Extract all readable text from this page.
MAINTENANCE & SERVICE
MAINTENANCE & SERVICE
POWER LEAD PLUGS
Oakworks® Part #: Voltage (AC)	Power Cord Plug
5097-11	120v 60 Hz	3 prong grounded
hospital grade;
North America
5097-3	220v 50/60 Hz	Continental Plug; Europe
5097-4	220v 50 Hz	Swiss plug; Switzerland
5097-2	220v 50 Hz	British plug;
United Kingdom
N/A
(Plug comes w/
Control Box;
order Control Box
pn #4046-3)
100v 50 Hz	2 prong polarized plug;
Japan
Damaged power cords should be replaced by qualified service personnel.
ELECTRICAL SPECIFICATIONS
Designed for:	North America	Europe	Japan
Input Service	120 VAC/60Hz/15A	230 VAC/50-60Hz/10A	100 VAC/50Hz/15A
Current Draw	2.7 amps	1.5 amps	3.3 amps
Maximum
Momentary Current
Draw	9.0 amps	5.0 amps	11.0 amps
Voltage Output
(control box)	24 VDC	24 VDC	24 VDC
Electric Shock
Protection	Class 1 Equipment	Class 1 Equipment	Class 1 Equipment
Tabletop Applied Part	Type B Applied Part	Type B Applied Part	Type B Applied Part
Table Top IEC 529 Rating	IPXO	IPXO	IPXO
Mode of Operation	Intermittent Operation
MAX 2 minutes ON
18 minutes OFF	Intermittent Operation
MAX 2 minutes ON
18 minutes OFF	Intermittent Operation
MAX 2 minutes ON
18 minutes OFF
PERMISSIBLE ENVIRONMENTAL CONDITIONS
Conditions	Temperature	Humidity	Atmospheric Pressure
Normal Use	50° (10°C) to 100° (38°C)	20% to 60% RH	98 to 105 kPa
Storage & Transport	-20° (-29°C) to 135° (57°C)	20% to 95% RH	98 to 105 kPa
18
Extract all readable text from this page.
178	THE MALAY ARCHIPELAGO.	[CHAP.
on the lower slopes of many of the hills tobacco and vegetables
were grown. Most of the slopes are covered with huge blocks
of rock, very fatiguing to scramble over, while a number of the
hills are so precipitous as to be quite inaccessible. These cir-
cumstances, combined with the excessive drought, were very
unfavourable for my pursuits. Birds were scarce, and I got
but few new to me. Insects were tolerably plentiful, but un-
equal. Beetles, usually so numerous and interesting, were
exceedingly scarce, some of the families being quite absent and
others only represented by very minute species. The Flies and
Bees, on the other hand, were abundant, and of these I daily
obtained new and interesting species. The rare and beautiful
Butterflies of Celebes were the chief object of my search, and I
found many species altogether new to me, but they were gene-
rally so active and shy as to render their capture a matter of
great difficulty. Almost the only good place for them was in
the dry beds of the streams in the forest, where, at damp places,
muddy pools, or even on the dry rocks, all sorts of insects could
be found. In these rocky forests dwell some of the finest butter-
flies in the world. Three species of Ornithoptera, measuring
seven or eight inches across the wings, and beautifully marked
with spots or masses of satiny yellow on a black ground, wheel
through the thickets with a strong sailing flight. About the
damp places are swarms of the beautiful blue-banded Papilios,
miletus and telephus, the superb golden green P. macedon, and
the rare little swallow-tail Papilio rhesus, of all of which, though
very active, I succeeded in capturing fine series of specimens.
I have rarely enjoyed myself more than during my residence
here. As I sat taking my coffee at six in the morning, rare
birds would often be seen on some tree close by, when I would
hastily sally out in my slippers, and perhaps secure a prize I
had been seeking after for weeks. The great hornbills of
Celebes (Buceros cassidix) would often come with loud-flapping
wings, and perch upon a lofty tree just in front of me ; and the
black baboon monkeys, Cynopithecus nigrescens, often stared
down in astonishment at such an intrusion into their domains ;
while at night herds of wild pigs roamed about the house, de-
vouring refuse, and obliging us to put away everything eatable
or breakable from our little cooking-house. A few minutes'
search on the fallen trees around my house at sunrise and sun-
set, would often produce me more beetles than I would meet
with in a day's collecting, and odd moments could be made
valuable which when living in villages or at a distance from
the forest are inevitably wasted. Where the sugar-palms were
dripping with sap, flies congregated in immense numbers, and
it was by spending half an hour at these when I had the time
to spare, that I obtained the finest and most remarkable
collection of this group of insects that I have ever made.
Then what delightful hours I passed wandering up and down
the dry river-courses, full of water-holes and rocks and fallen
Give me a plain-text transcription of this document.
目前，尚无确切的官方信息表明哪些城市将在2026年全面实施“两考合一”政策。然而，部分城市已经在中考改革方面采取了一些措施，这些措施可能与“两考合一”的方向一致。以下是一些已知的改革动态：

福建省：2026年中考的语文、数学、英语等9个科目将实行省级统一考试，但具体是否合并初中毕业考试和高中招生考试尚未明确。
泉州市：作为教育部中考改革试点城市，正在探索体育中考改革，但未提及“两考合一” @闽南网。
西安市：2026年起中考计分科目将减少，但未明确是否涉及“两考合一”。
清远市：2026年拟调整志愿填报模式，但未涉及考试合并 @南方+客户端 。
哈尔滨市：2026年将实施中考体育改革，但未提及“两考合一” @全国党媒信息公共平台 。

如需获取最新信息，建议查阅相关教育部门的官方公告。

* * *

Work to complete | Write the material out again word for word.

Full answer |
Extract all readable text from this page.
MAINTENANCE & SERVICE
MAINTENANCE & SERVICE
POWER LEAD PLUGS
Oakworks® Part #: Voltage (AC)	Power Cord Plug
5097-11	120v 60 Hz	3 prong grounded
hospital grade;
North America
5097-3	220v 50/60 Hz	Continental Plug; Europe
5097-4	220v 50 Hz	Swiss plug; Switzerland
5097-2	220v 50 Hz	British plug;
United Kingdom
N/A
(Plug comes w/
Control Box;
order Control Box
pn #4046-3)
100v 50 Hz	2 prong polarized plug;
Japan
Damaged power cords should be replaced by qualified service personnel.
ELECTRICAL SPECIFICATIONS
Designed for:	North America	Europe	Japan
Input Service	120 VAC/60Hz/15A	230 VAC/50-60Hz/10A	100 VAC/50Hz/15A
Current Draw	2.7 amps	1.5 amps	3.3 amps
Maximum
Momentary Current
Draw	9.0 amps	5.0 amps	11.0 amps
Voltage Output
(control box)	24 VDC	24 VDC	24 VDC
Electric Shock
Protection	Class 1 Equipment	Class 1 Equipment	Class 1 Equipment
Tabletop Applied Part	Type B Applied Part	Type B Applied Part	Type B Applied Part
Table Top IEC 529 Rating	IPXO	IPXO	IPXO
Mode of Operation	Intermittent Operation
MAX 2 minutes ON
18 minutes OFF	Intermittent Operation
MAX 2 minutes ON
18 minutes OFF	Intermittent Operation
MAX 2 minutes ON
18 minutes OFF
PERMISSIBLE ENVIRONMENTAL CONDITIONS
Conditions	Temperature	Humidity	Atmospheric Pressure
Normal Use	50° (10°C) to 100° (38°C)	20% to 60% RH	98 to 105 kPa
Storage & Transport	-20° (-29°C) to 135° (57°C)	20% to 95% RH	98 to 105 kPa
18
Extract all readable text from this page.
178	THE MALAY ARCHIPELAGO.	[CHAP.
on the lower slopes of many of the hills tobacco and vegetables
were grown. Most of the slopes are covered with huge blocks
of rock, very fatiguing to scramble over, while a number of the
hills are so precipitous as to be quite inaccessible. These cir-
cumstances, combined with the excessive drought, were very
unfavourable for my pursuits. Birds were scarce, and I got
but few new to me. Insects were tolerably plentiful, but un-
equal. Beetles, usually so numerous and interesting, were
exceedingly scarce, some of the families being quite absent and
others only represented by very minute species. The Flies and
Bees, on the other hand, were abundant, and of these I daily
obtained new and interesting species. The rare and beautiful
Butterflies of Celebes were the chief object of my search, and I
found many species altogether new to me, but they were gene-
rally so active and shy as to render their capture a matter of
great difficulty. Almost the only good place for them was in
the dry beds of the streams in the forest, where, at damp places,
muddy pools, or even on the dry rocks, all sorts of insects could
be found. In these rocky forests dwell some of the finest butter-
flies in the world. Three species of Ornithoptera, measuring
seven or eight inches across the wings, and beautifully marked
with spots or masses of satiny yellow on a black ground, wheel
through the thickets with a strong sailing flight. About the
damp places are swarms of the beautiful blue-banded Papilios,
miletus and telephus, the superb golden green P. macedon, and
the rare little swallow-tail Papilio rhesus, of all of which, though
very active, I succeeded in capturing fine series of specimens.
I have rarely enjoyed myself more than during my residence
here. As I sat taking my coffee at six in the morning, rare
birds would often be seen on some tree close by, when I would
hastily sally out in my slippers, and perhaps secure a prize I
had been seeking after for weeks. The great hornbills of
Celebes (Buceros cassidix) would often come with loud-flapping
wings, and perch upon a lofty tree just in front of me ; and the
black baboon monkeys, Cynopithecus nigrescens, often stared
down in astonishment at such an intrusion into their domains ;
while at night herds of wild pigs roamed about the house, de-
vouring refuse, and obliging us to put away everything eatable
or breakable from our little cooking-house. A few minutes'
search on the fallen trees around my house at sunrise and sun-
set, would often produce me more beetles than I would meet
with in a day's collecting, and odd moments could be made
valuable which when living in villages or at a distance from
the forest are inevitably wasted. Where the sugar-palms were
dripping with sap, flies congregated in immense numbers, and
it was by spending half an hour at these when I had the time
to spare, that I obtained the finest and most remarkable
collection of this group of insects that I have ever made.
Then what delightful hours I passed wandering up and down
the dry river-courses, full of water-holes and rocks and fallen
Give me a plain-text transcription of this document.
目前，尚无确切的官方信息表明哪些城市将在2026年全面实施“两考合一”政策。然而，部分城市已经在中考改革方面采取了一些措施，这些措施可能与“两考合一”的方向一致。以下是一些已知的改革动态：

福建省：2026年中考的语文、数学、英语等9个科目将实行省级统一考试，但具体是否合并初中毕业考试和高中招生考试尚未明确。
泉州市：作为教育部中考改革试点城市，正在探索体育中考改革，但未提及“两考合一” @闽南网。
西安市：2026年起中考计分科目将减少，但未明确是否涉及“两考合一”。
清远市：2026年拟调整志愿填报模式，但未涉及考试合并 @南方+客户端 。
哈尔滨市：2026年将实施中考体育改革，但未提及“两考合一” @全国党媒信息公共平台 。

如需获取最新信息，建议查阅相关教育部门的官方公告。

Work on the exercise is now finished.